- _Requirement_: Copy out all lines where "from" appears.

>> Begin

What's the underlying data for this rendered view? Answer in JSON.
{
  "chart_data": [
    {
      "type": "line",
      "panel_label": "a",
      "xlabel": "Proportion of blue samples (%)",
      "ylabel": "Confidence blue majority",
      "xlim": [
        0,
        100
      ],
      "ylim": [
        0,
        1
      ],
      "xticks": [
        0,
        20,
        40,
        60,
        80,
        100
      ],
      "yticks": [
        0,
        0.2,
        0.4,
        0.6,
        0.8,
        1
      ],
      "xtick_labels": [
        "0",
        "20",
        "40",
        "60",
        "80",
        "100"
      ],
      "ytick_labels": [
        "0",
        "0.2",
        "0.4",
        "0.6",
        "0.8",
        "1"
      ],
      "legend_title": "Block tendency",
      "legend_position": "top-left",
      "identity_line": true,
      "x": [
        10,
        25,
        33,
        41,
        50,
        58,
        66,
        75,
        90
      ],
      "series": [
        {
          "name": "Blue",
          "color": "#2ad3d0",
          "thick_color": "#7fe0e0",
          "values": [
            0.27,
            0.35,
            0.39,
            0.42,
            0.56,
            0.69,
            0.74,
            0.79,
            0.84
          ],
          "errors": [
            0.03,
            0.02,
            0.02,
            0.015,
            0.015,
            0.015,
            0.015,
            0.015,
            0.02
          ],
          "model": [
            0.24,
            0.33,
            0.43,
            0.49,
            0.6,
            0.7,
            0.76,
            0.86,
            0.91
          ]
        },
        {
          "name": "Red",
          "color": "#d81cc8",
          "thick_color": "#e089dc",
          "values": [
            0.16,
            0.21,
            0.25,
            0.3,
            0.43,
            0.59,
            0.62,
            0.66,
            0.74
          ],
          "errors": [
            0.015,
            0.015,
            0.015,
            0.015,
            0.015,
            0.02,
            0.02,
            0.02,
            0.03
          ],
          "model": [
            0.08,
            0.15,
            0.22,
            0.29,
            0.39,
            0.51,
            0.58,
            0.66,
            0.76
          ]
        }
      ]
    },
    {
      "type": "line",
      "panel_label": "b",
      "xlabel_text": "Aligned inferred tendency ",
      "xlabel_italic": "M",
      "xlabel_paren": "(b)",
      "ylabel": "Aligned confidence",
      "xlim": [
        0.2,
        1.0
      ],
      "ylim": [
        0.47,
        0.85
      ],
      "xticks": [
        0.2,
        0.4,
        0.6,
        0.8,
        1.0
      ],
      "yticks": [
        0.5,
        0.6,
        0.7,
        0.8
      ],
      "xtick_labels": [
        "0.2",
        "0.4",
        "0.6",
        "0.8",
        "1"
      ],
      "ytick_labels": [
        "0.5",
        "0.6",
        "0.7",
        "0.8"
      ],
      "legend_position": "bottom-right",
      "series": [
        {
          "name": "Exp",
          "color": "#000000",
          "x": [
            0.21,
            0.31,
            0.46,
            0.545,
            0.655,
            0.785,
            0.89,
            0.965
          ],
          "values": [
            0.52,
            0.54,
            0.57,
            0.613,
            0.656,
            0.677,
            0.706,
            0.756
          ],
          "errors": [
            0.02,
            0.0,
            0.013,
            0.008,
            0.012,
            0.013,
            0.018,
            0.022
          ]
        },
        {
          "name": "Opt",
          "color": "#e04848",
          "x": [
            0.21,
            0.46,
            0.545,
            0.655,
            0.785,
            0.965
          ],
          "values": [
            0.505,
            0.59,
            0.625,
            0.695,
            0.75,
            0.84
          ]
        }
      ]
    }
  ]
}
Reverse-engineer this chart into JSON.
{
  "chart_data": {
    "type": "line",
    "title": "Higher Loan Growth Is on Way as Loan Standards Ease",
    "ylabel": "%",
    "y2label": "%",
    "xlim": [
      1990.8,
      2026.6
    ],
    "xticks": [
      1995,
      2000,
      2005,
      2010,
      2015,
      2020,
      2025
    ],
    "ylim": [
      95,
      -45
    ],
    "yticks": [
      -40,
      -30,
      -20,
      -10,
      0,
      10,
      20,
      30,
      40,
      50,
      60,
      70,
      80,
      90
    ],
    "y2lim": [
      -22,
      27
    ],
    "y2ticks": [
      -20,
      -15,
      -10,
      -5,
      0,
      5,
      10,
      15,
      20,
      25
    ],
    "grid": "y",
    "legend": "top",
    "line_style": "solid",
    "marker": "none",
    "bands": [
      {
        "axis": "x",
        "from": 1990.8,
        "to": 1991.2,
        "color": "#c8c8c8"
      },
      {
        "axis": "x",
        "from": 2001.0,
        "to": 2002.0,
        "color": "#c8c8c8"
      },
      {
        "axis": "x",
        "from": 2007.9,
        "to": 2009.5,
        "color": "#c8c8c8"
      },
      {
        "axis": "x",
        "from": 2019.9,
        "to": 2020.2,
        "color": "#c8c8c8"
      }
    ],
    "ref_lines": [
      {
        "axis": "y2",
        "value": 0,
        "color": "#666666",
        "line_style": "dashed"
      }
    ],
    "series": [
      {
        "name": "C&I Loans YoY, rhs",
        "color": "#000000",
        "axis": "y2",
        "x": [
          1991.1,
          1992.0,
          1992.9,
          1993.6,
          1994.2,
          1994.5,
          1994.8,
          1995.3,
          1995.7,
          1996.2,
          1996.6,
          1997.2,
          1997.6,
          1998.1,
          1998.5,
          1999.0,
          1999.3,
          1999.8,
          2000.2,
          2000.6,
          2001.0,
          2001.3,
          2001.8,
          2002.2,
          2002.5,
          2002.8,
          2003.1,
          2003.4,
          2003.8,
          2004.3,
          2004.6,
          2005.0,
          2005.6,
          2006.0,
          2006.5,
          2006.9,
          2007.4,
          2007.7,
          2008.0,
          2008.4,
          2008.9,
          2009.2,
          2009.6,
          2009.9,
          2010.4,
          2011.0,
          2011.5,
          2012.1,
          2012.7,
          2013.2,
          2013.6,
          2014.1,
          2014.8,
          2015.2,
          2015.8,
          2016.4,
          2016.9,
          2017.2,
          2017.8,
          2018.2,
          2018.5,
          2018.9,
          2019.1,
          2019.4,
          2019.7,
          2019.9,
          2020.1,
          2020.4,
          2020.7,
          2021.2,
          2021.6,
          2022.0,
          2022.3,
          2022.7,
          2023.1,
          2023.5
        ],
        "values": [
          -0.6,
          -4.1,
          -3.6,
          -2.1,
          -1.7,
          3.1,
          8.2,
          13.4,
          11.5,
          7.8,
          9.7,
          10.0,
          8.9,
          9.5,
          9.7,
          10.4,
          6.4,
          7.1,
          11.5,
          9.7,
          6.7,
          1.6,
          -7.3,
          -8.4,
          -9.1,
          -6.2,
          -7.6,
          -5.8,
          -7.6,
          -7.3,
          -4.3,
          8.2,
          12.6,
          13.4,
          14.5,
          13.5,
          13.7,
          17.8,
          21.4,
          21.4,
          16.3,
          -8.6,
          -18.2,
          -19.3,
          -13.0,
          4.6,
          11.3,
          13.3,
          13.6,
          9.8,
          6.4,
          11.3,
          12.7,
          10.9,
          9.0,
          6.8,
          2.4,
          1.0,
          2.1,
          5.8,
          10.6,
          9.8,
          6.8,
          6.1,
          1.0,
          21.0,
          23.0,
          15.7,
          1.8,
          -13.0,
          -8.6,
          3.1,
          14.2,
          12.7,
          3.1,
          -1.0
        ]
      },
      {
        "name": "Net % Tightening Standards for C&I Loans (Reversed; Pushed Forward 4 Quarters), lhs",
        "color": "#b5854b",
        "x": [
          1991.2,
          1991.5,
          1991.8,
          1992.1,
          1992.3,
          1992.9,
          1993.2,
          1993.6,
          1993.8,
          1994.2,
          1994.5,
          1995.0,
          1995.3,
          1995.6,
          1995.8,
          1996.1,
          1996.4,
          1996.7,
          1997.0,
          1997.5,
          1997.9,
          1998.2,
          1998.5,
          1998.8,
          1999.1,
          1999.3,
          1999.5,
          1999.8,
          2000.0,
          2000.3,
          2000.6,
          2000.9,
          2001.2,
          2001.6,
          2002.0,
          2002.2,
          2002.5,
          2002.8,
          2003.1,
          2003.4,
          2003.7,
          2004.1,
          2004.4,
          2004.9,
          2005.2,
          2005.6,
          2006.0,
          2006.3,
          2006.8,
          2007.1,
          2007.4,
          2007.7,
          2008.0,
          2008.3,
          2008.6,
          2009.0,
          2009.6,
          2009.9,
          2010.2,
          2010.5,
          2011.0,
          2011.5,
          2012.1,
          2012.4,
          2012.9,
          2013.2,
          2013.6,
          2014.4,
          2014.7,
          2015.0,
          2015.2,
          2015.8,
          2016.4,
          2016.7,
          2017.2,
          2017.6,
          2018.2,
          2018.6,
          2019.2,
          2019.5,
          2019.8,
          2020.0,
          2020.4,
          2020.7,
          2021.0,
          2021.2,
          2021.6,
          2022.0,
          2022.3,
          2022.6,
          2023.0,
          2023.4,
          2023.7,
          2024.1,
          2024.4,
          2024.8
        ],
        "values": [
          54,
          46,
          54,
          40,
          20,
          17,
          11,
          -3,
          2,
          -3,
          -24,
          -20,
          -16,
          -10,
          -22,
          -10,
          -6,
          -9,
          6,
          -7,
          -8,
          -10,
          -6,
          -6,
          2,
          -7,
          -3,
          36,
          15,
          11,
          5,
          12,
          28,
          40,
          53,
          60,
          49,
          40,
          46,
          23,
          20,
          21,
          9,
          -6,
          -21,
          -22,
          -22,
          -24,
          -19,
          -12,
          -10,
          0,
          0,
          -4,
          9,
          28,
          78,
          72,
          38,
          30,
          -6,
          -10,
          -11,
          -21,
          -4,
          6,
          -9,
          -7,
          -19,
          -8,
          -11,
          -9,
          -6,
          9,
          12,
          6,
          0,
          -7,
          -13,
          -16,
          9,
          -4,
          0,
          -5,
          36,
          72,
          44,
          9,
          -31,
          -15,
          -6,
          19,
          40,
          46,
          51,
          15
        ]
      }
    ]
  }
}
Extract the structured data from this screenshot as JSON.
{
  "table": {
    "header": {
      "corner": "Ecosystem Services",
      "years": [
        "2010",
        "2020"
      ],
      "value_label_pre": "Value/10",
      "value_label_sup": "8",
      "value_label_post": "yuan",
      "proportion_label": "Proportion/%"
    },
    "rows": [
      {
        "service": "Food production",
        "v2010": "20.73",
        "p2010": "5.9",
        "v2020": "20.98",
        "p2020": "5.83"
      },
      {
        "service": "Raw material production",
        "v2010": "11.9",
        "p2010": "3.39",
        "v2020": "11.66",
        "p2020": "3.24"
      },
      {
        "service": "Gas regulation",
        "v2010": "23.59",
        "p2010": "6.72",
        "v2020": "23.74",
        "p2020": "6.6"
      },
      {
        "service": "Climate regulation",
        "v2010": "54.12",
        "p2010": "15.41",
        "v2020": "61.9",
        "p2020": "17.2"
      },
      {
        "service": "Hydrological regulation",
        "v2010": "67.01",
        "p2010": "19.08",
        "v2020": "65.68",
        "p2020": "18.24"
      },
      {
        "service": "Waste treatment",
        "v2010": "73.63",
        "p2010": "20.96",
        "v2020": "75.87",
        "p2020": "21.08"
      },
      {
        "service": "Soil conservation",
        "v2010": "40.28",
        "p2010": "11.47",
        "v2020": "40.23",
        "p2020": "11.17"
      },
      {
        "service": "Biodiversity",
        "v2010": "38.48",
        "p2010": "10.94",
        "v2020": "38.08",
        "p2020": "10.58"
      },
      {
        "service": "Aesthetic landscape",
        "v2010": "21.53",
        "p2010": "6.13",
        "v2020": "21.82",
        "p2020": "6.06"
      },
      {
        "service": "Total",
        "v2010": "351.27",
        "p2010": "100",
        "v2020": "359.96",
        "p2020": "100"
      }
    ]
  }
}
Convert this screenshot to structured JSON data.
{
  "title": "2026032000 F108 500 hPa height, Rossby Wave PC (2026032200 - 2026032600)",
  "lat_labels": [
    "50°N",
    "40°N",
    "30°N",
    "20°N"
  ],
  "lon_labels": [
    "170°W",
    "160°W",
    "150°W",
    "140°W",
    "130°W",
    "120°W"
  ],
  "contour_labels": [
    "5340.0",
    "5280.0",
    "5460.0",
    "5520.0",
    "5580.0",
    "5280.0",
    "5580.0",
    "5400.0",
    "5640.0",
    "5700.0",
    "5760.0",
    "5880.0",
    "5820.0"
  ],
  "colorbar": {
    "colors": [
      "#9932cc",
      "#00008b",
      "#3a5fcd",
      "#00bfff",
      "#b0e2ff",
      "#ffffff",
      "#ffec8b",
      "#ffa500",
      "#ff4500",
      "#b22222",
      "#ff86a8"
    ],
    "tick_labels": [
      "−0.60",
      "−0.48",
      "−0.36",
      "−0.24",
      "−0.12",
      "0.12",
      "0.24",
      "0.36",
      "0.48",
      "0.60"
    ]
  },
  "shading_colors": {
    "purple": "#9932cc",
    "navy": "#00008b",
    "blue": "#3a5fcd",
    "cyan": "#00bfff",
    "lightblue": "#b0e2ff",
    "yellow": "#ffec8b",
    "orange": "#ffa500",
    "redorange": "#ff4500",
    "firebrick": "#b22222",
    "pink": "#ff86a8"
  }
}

>> End

- _Exercise response_:
        "from": 1990.8,
        "from": 2001.0,
        "from": 2007.9,
        "from": 2019.9,
Extract the structured data from this screenshot as JSON.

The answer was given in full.